WORK TO BE COMPLETED
Word for word, copy out the data below, omitting pictures.
━━━━━ RECORDS FOR THIS TASK
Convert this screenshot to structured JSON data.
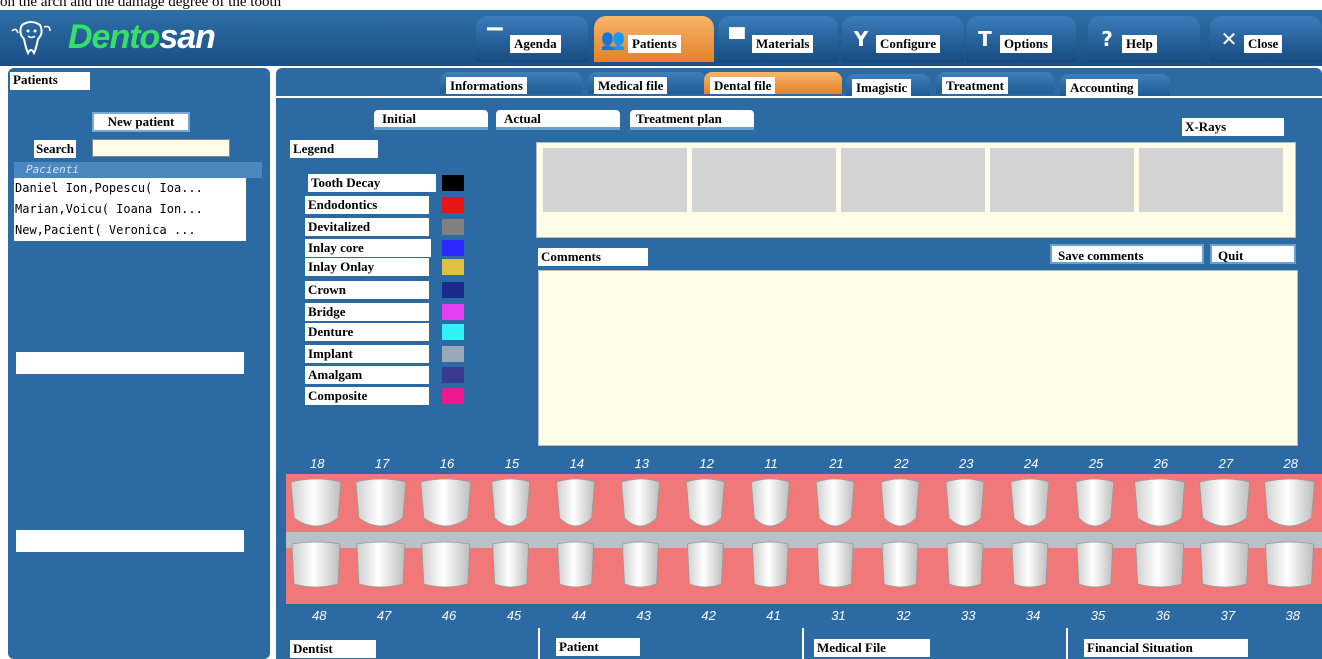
{
  "caption": "on the arch and the damage degree of the tooth",
  "app": {
    "logo_prefix": "Dento",
    "logo_suffix": "san"
  },
  "nav": [
    {
      "label": "Agenda",
      "icon": "agenda-icon"
    },
    {
      "label": "Patients",
      "icon": "patients-icon"
    },
    {
      "label": "Materials",
      "icon": "materials-icon"
    },
    {
      "label": "Configure",
      "icon": "configure-icon"
    },
    {
      "label": "Options",
      "icon": "options-icon"
    },
    {
      "label": "Help",
      "icon": "help-icon"
    },
    {
      "label": "Close",
      "icon": "close-icon"
    }
  ],
  "left": {
    "title": "Patients",
    "new_patient": "New patient",
    "search_label": "Search",
    "search_value": "",
    "list_header": "Pacienti",
    "patients": [
      "Daniel Ion,Popescu( Ioa...",
      "Marian,Voicu( Ioana Ion...",
      "New,Pacient( Veronica ..."
    ]
  },
  "subtabs": [
    "Informations",
    "Medical file",
    "Dental file",
    "Imagistic",
    "Treatment",
    "Accounting"
  ],
  "content_tabs": [
    "Initial",
    "Actual",
    "Treatment plan"
  ],
  "legend_title": "Legend",
  "legend": [
    {
      "label": "Tooth Decay",
      "color": "#000000"
    },
    {
      "label": "Endodontics",
      "color": "#e8141c"
    },
    {
      "label": "Devitalized",
      "color": "#808080"
    },
    {
      "label": "Inlay core",
      "color": "#2a2aff"
    },
    {
      "label": "Inlay Onlay",
      "color": "#e0c040"
    },
    {
      "label": "Crown",
      "color": "#1c2a8c"
    },
    {
      "label": "Bridge",
      "color": "#e040f0"
    },
    {
      "label": "Denture",
      "color": "#30f0f8"
    },
    {
      "label": "Implant",
      "color": "#98a8b8"
    },
    {
      "label": "Amalgam",
      "color": "#3a3a90"
    },
    {
      "label": "Composite",
      "color": "#f01890"
    }
  ],
  "xrays_label": "X-Rays",
  "comments_label": "Comments",
  "save_comments": "Save comments",
  "quit": "Quit",
  "upper_teeth": [
    "18",
    "17",
    "16",
    "15",
    "14",
    "13",
    "12",
    "11",
    "21",
    "22",
    "23",
    "24",
    "25",
    "26",
    "27",
    "28"
  ],
  "lower_teeth": [
    "48",
    "47",
    "46",
    "45",
    "44",
    "43",
    "42",
    "41",
    "31",
    "32",
    "33",
    "34",
    "35",
    "36",
    "37",
    "38"
  ],
  "bottom": [
    "Dentist",
    "Patient",
    "Medical File",
    "Financial Situation"
  ]
}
━━━━━━━━━━
WRITTEN ANSWER
Convert this screenshot to structured JSON data.
{
  "caption": "on the arch and the damage degree of the tooth",
  "app": {
    "logo_prefix": "Dento",
    "logo_suffix": "san"
  },
  "nav": [
    {
      "label": "Agenda",
      "icon": "agenda-icon"
    },
    {
      "label": "Patients",
      "icon": "patients-icon"
    },
    {
      "label": "Materials",
      "icon": "materials-icon"
    },
    {
      "label": "Configure",
      "icon": "configure-icon"
    },
    {
      "label": "Options",
      "icon": "options-icon"
    },
    {
      "label": "Help",
      "icon": "help-icon"
    },
    {
      "label": "Close",
      "icon": "close-icon"
    }
  ],
  "left": {
    "title": "Patients",
    "new_patient": "New patient",
    "search_label": "Search",
    "search_value": "",
    "list_header": "Pacienti",
    "patients": [
      "Daniel Ion,Popescu( Ioa...",
      "Marian,Voicu( Ioana Ion...",
      "New,Pacient( Veronica ..."
    ]
  },
  "subtabs": [
    "Informations",
    "Medical file",
    "Dental file",
    "Imagistic",
    "Treatment",
    "Accounting"
  ],
  "content_tabs": [
    "Initial",
    "Actual",
    "Treatment plan"
  ],
  "legend_title": "Legend",
  "legend": [
    {
      "label": "Tooth Decay",
      "color": "#000000"
    },
    {
      "label": "Endodontics",
      "color": "#e8141c"
    },
    {
      "label": "Devitalized",
      "color": "#808080"
    },
    {
      "label": "Inlay core",
      "color": "#2a2aff"
    },
    {
      "label": "Inlay Onlay",
      "color": "#e0c040"
    },
    {
      "label": "Crown",
      "color": "#1c2a8c"
    },
    {
      "label": "Bridge",
      "color": "#e040f0"
    },
    {
      "label": "Denture",
      "color": "#30f0f8"
    },
    {
      "label": "Implant",
      "color": "#98a8b8"
    },
    {
      "label": "Amalgam",
      "color": "#3a3a90"
    },
    {
      "label": "Composite",
      "color": "#f01890"
    }
  ],
  "xrays_label": "X-Rays",
  "comments_label": "Comments",
  "save_comments": "Save comments",
  "quit": "Quit",
  "upper_teeth": [
    "18",
    "17",
    "16",
    "15",
    "14",
    "13",
    "12",
    "11",
    "21",
    "22",
    "23",
    "24",
    "25",
    "26",
    "27",
    "28"
  ],
  "lower_teeth": [
    "48",
    "47",
    "46",
    "45",
    "44",
    "43",
    "42",
    "41",
    "31",
    "32",
    "33",
    "34",
    "35",
    "36",
    "37",
    "38"
  ],
  "bottom": [
    "Dentist",
    "Patient",
    "Medical File",
    "Financial Situation"
  ]
}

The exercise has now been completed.